◆ GOAL: Check each line of the listing for the word "JSON" and report how many lines contain it, giving nothing but the number.

◆ DATA PROVIDED:
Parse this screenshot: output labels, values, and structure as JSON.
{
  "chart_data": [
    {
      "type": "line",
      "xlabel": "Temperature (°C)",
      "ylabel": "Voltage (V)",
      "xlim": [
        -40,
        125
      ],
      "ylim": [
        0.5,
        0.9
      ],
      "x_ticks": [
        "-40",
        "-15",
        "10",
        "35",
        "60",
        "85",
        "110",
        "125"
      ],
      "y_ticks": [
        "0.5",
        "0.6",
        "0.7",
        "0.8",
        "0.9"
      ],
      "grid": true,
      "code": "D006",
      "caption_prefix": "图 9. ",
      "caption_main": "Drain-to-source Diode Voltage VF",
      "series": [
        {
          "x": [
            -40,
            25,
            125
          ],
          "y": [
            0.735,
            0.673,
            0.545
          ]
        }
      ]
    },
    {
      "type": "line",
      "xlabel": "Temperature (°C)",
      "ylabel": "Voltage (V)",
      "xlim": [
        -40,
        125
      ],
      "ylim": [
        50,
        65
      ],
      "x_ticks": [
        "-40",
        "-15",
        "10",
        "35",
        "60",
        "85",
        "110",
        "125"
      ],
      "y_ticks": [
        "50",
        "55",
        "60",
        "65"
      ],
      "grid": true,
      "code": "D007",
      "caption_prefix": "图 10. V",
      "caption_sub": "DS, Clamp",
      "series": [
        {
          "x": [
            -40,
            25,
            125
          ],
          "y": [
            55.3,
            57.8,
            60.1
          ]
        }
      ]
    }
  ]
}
...
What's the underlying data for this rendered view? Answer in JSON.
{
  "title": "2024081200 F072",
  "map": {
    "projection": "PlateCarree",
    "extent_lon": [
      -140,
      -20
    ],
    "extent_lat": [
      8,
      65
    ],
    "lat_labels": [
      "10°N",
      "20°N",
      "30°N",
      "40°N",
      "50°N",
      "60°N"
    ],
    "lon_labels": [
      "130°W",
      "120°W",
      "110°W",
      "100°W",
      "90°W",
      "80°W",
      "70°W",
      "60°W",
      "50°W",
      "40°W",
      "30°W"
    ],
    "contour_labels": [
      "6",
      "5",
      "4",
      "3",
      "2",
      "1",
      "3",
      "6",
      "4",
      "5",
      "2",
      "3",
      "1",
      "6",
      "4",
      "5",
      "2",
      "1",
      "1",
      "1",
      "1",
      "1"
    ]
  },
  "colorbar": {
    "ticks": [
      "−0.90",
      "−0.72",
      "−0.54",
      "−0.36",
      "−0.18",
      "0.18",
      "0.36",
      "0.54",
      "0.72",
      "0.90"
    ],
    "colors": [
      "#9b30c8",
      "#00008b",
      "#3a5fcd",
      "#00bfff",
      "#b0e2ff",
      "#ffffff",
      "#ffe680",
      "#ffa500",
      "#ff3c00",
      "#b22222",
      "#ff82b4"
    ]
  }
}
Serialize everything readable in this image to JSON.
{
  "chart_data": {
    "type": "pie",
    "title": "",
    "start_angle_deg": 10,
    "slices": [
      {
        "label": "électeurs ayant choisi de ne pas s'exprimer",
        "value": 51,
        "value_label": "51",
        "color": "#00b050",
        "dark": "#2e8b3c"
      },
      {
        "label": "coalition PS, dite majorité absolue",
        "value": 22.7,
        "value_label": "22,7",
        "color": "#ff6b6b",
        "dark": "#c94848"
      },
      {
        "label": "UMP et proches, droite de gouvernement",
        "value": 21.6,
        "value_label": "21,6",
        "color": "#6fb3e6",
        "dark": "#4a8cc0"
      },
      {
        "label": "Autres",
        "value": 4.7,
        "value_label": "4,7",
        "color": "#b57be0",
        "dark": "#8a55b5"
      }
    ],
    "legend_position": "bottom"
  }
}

◆ TASK SOLUTION: 3